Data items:
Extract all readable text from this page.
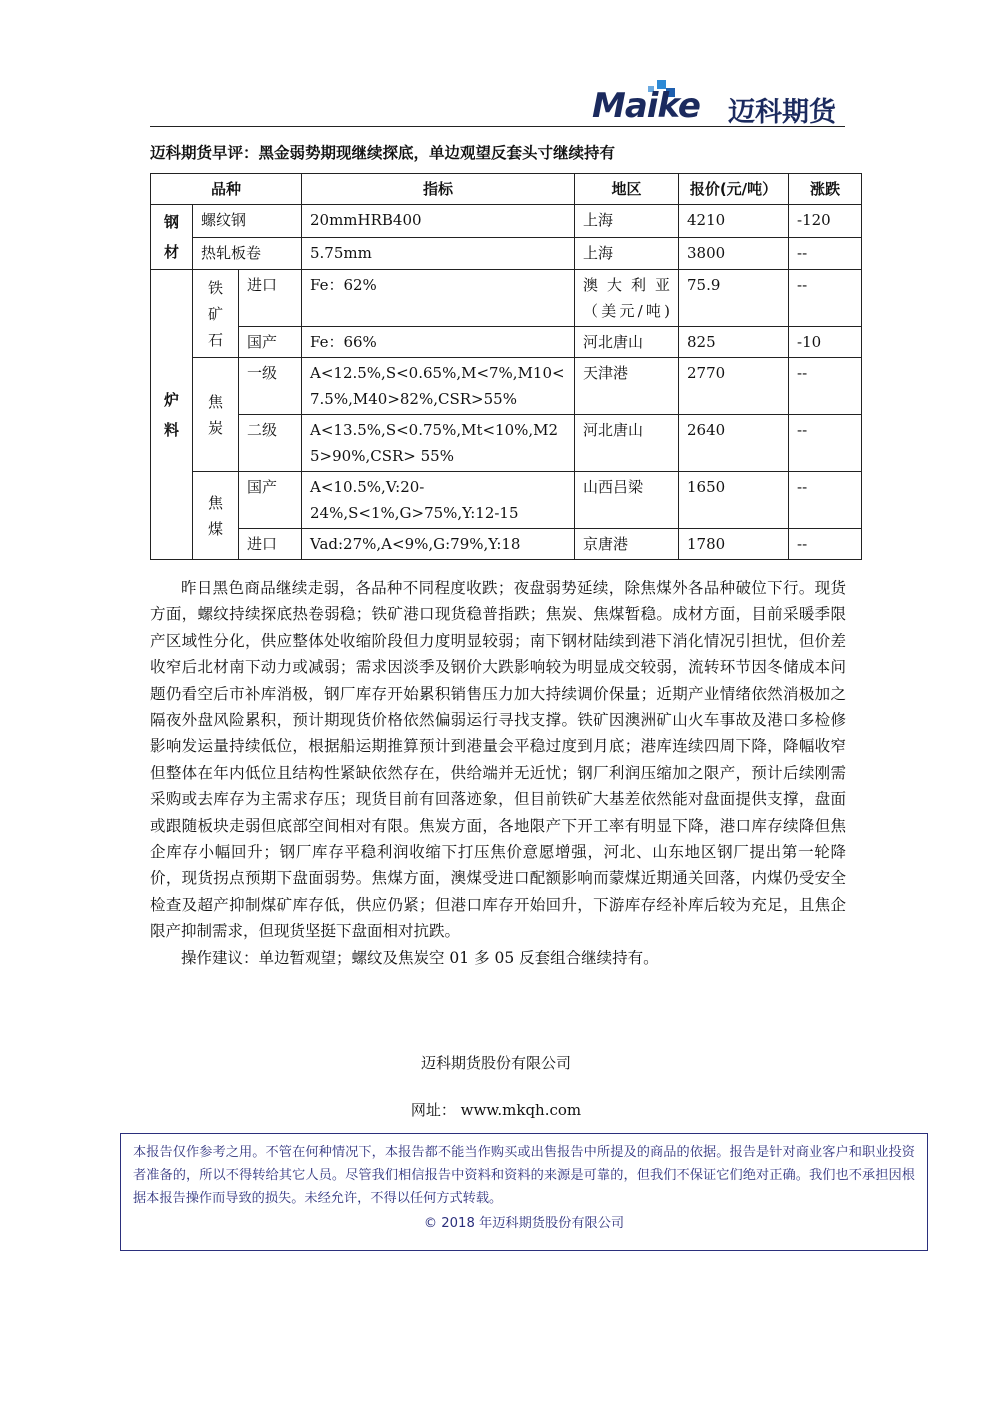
Maike 迈科期货
迈科期货早评：黑金弱势期现继续探底，单边观望反套头寸继续持有
品种			指标	地区	报价(元/吨）	涨跌

钢材	螺纹钢		20mmHRB400	上海	4210	-120
	热轧板卷		5.75mm	上海	3800	--

炉料	铁矿石	进口	Fe：62%	澳大利亚（美元/吨)	75.9	--
		国产	Fe：66%	河北唐山	825	-10

	焦炭	一级	A<12.5%,S<0.65%,M<7%,M10<7.5%,M40>82%,CSR>55%	天津港	2770	--
		二级	A<13.5%,S<0.75%,Mt<10%,M25>90%,CSR> 55%	河北唐山	2640	--

	焦煤	国产	A<10.5%,V:20-24%,S<1%,G>75%,Y:12-15	山西吕梁	1650	--
		进口	Vad:27%,A<9%,G:79%,Y:18	京唐港	1780	--

昨日黑色商品继续走弱，各品种不同程度收跌；夜盘弱势延续，除焦煤外各品种破位下行。现货方面，螺纹持续探底热卷弱稳；铁矿港口现货稳普指跌；焦炭、焦煤暂稳。成材方面，目前采暖季限产区域性分化，供应整体处收缩阶段但力度明显较弱；南下钢材陆续到港下消化情况引担忧，但价差收窄后北材南下动力或减弱；需求因淡季及钢价大跌影响较为明显成交较弱，流转环节因冬储成本问题仍看空后市补库消极，钢厂库存开始累积销售压力加大持续调价保量；近期产业情绪依然消极加之隔夜外盘风险累积，预计期现货价格依然偏弱运行寻找支撑。铁矿因澳洲矿山火车事故及港口多检修影响发运量持续低位，根据船运期推算预计到港量会平稳过度到月底；港库连续四周下降，降幅收窄但整体在年内低位且结构性紧缺依然存在，供给端并无近忧；钢厂利润压缩加之限产，预计后续刚需采购或去库存为主需求存压；现货目前有回落迹象，但目前铁矿大基差依然能对盘面提供支撑，盘面或跟随板块走弱但底部空间相对有限。焦炭方面，各地限产下开工率有明显下降，港口库存续降但焦企库存小幅回升；钢厂库存平稳利润收缩下打压焦价意愿增强，河北、山东地区钢厂提出第一轮降价，现货拐点预期下盘面弱势。焦煤方面，澳煤受进口配额影响而蒙煤近期通关回落，内煤仍受安全检查及超产抑制煤矿库存低，供应仍紧；但港口库存开始回升，下游库存经补库后较为充足，且焦企限产抑制需求，但现货坚挺下盘面相对抗跌。

操作建议：单边暂观望；螺纹及焦炭空 01 多 05 反套组合继续持有。

迈科期货股份有限公司
网址： www.mkqh.com
本报告仅作参考之用。不管在何种情况下，本报告都不能当作购买或出售报告中所提及的商品的依据。报告是针对商业客户和职业投资者准备的，所以不得转给其它人员。尽管我们相信报告中资料和资料的来源是可靠的，但我们不保证它们绝对正确。我们也不承担因根据本报告操作而导致的损失。未经允许，不得以任何方式转载。
© 2018 年迈科期货股份有限公司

▶ [Direction]
Repeat verbatim all the material, but not the pictures.

▶ [Exercise answer]
Extract all readable text from this page.
Maike 迈科期货
迈科期货早评：黑金弱势期现继续探底，单边观望反套头寸继续持有
品种			指标	地区	报价(元/吨）	涨跌

钢材	螺纹钢		20mmHRB400	上海	4210	-120
	热轧板卷		5.75mm	上海	3800	--

炉料	铁矿石	进口	Fe：62%	澳大利亚（美元/吨)	75.9	--
		国产	Fe：66%	河北唐山	825	-10

	焦炭	一级	A<12.5%,S<0.65%,M<7%,M10<7.5%,M40>82%,CSR>55%	天津港	2770	--
		二级	A<13.5%,S<0.75%,Mt<10%,M25>90%,CSR> 55%	河北唐山	2640	--

	焦煤	国产	A<10.5%,V:20-24%,S<1%,G>75%,Y:12-15	山西吕梁	1650	--
		进口	Vad:27%,A<9%,G:79%,Y:18	京唐港	1780	--

昨日黑色商品继续走弱，各品种不同程度收跌；夜盘弱势延续，除焦煤外各品种破位下行。现货方面，螺纹持续探底热卷弱稳；铁矿港口现货稳普指跌；焦炭、焦煤暂稳。成材方面，目前采暖季限产区域性分化，供应整体处收缩阶段但力度明显较弱；南下钢材陆续到港下消化情况引担忧，但价差收窄后北材南下动力或减弱；需求因淡季及钢价大跌影响较为明显成交较弱，流转环节因冬储成本问题仍看空后市补库消极，钢厂库存开始累积销售压力加大持续调价保量；近期产业情绪依然消极加之隔夜外盘风险累积，预计期现货价格依然偏弱运行寻找支撑。铁矿因澳洲矿山火车事故及港口多检修影响发运量持续低位，根据船运期推算预计到港量会平稳过度到月底；港库连续四周下降，降幅收窄但整体在年内低位且结构性紧缺依然存在，供给端并无近忧；钢厂利润压缩加之限产，预计后续刚需采购或去库存为主需求存压；现货目前有回落迹象，但目前铁矿大基差依然能对盘面提供支撑，盘面或跟随板块走弱但底部空间相对有限。焦炭方面，各地限产下开工率有明显下降，港口库存续降但焦企库存小幅回升；钢厂库存平稳利润收缩下打压焦价意愿增强，河北、山东地区钢厂提出第一轮降价，现货拐点预期下盘面弱势。焦煤方面，澳煤受进口配额影响而蒙煤近期通关回落，内煤仍受安全检查及超产抑制煤矿库存低，供应仍紧；但港口库存开始回升，下游库存经补库后较为充足，且焦企限产抑制需求，但现货坚挺下盘面相对抗跌。

操作建议：单边暂观望；螺纹及焦炭空 01 多 05 反套组合继续持有。

迈科期货股份有限公司
网址： www.mkqh.com
本报告仅作参考之用。不管在何种情况下，本报告都不能当作购买或出售报告中所提及的商品的依据。报告是针对商业客户和职业投资者准备的，所以不得转给其它人员。尽管我们相信报告中资料和资料的来源是可靠的，但我们不保证它们绝对正确。我们也不承担因根据本报告操作而导致的损失。未经允许，不得以任何方式转载。
© 2018 年迈科期货股份有限公司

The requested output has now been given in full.